• _TASK TO CARRY OUT_
Which lines hold the word "ylabel"? Copy each one.

[Data entries for graphics]

# # #

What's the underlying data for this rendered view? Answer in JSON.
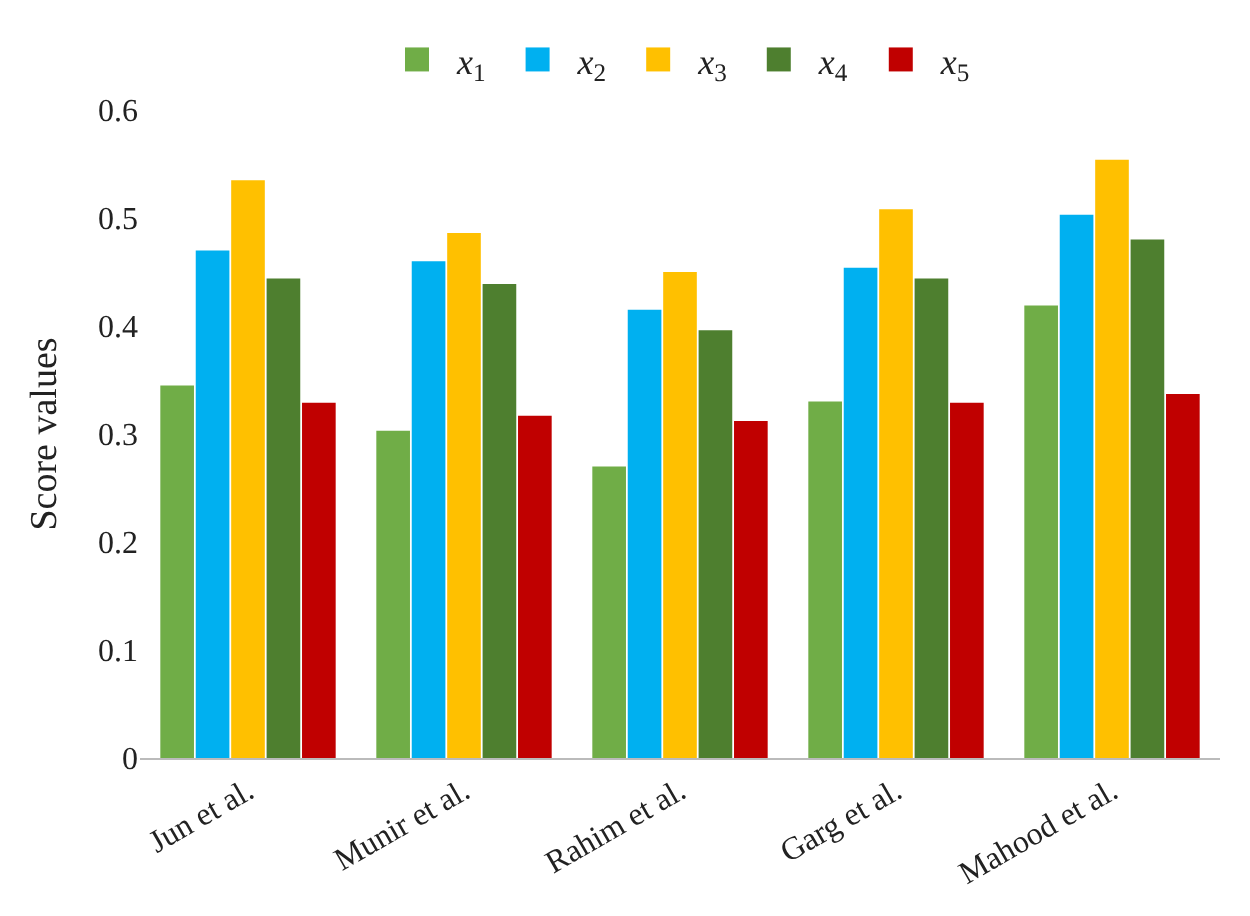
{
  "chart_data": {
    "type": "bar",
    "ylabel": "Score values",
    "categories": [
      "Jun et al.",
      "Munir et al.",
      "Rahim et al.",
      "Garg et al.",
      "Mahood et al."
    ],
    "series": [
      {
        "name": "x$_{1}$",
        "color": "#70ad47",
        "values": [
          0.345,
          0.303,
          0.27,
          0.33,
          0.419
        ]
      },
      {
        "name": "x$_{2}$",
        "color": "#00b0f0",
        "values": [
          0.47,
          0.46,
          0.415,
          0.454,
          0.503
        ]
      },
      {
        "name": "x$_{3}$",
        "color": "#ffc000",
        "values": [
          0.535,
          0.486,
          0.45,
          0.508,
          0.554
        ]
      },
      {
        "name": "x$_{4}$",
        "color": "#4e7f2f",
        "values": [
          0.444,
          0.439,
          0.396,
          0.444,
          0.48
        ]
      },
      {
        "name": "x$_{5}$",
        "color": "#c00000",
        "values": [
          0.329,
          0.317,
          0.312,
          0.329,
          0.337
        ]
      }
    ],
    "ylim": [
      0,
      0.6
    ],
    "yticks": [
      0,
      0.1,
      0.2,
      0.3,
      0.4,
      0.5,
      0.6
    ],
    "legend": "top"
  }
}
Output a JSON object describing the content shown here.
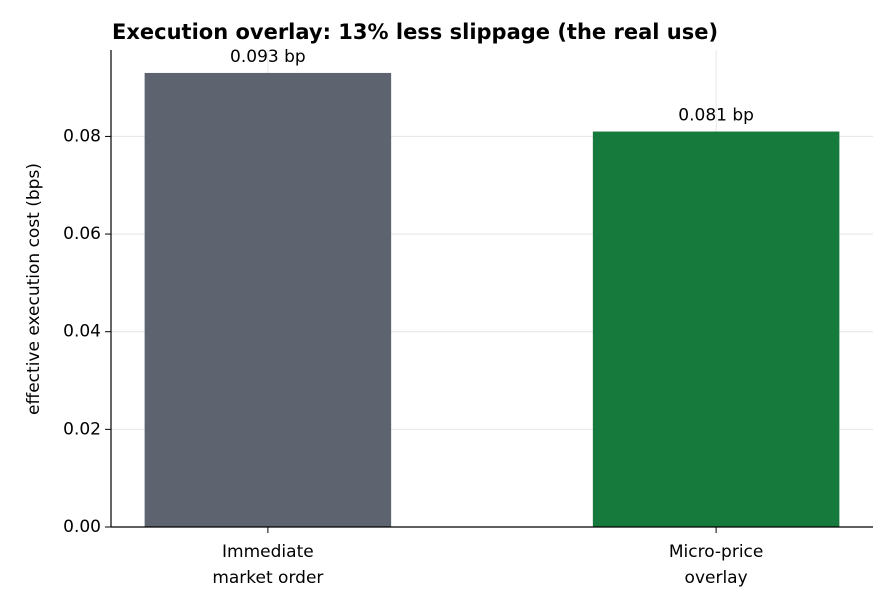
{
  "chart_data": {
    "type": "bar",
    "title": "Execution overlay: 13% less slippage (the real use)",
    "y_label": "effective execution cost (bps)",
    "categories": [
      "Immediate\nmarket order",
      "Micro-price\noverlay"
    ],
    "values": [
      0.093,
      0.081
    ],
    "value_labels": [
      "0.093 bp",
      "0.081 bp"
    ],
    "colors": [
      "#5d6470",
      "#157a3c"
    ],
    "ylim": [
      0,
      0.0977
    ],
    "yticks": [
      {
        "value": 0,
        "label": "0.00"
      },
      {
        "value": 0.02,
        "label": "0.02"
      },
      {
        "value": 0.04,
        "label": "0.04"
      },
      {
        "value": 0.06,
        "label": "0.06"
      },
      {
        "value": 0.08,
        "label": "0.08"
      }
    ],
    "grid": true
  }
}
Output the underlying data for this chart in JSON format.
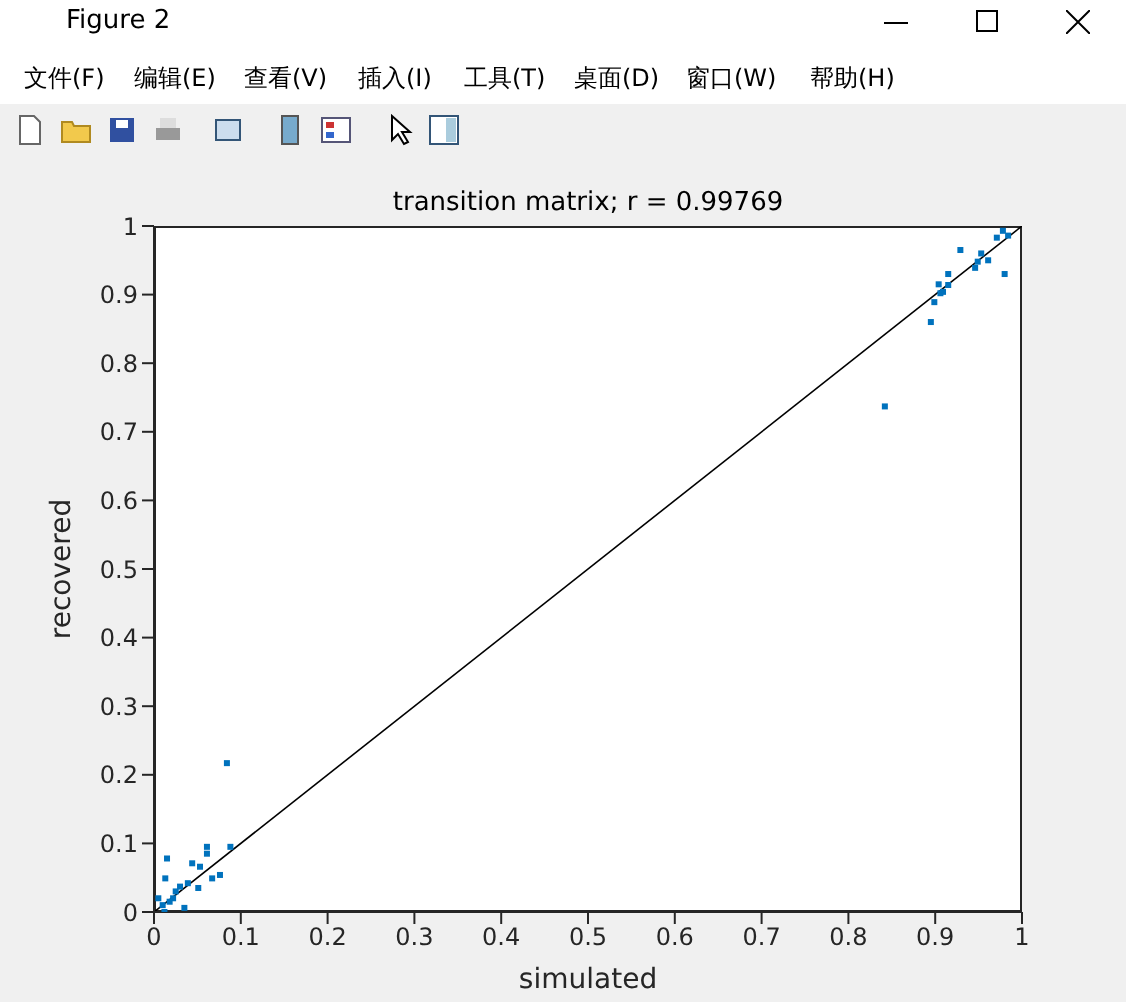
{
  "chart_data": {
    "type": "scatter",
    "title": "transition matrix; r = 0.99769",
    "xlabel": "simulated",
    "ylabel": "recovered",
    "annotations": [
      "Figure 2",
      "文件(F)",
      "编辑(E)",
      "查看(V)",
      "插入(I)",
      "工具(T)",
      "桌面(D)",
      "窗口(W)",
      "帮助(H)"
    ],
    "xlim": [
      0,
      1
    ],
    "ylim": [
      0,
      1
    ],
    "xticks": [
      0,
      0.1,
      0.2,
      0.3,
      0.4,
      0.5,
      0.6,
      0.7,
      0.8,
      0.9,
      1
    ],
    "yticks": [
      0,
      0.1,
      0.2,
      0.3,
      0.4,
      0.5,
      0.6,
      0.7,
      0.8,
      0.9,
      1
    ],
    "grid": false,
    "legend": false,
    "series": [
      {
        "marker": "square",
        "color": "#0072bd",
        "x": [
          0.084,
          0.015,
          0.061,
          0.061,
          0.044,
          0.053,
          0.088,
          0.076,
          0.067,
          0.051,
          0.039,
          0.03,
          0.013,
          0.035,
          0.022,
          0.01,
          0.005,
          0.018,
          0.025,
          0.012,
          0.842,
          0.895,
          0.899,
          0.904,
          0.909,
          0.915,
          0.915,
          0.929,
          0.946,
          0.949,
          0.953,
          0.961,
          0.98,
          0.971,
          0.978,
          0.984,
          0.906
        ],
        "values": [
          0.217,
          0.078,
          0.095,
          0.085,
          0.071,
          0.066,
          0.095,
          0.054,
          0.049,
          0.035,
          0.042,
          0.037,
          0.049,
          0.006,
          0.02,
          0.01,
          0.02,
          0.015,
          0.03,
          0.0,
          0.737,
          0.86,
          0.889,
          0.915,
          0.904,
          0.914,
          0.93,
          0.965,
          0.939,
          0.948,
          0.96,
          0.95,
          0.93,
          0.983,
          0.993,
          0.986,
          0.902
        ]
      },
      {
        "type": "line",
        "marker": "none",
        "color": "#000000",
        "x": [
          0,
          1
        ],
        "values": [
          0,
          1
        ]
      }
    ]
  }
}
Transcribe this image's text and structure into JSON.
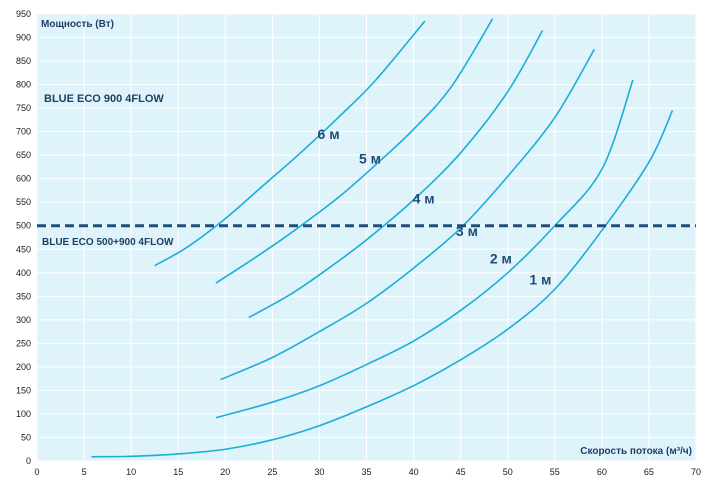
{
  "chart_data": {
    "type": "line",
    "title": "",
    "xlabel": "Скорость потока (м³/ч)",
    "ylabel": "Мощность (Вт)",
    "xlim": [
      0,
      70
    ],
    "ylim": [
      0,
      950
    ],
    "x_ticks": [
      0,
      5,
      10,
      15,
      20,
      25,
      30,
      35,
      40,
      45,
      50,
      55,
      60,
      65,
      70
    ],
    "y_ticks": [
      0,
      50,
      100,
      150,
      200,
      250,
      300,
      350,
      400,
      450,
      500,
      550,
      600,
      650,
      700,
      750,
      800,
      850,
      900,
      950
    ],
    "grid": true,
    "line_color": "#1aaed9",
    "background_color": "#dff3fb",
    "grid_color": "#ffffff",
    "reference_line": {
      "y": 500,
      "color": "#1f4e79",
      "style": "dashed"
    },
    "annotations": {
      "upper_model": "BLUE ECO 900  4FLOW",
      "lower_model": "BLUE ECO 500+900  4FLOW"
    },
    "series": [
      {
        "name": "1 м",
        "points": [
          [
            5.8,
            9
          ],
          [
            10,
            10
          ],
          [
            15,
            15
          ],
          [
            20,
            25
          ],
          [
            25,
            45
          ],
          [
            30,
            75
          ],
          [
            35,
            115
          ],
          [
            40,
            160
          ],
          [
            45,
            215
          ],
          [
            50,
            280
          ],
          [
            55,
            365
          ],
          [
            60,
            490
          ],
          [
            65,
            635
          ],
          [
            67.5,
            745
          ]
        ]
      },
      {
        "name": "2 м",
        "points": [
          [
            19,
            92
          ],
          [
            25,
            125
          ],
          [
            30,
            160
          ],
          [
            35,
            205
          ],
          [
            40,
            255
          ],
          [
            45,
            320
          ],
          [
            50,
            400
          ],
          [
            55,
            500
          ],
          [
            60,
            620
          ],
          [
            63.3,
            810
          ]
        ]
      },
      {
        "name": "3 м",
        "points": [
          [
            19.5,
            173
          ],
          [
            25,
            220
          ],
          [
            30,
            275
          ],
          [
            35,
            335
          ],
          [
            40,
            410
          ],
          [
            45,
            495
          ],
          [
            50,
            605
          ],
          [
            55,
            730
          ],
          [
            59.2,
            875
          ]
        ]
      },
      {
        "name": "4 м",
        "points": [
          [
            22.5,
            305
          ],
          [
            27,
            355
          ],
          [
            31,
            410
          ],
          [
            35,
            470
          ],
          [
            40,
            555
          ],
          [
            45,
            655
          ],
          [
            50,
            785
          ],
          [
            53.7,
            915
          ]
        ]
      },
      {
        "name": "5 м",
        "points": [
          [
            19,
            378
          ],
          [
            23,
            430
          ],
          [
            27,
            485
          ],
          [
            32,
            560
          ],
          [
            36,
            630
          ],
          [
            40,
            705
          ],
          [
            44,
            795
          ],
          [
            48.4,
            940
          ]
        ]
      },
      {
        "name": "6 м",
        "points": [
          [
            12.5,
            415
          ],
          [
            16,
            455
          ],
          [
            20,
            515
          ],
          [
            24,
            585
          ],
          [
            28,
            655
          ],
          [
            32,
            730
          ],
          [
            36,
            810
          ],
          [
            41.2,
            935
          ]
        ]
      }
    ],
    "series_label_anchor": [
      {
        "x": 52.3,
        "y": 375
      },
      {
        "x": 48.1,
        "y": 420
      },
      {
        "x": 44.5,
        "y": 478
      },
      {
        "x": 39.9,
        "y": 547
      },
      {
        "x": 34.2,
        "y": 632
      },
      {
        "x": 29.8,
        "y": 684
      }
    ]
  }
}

# # #

• _THE ANSWER_
    "ylabel": "Score values",
    "ylabel": "recovered",
    "ylabel": "Мощность (Вт)",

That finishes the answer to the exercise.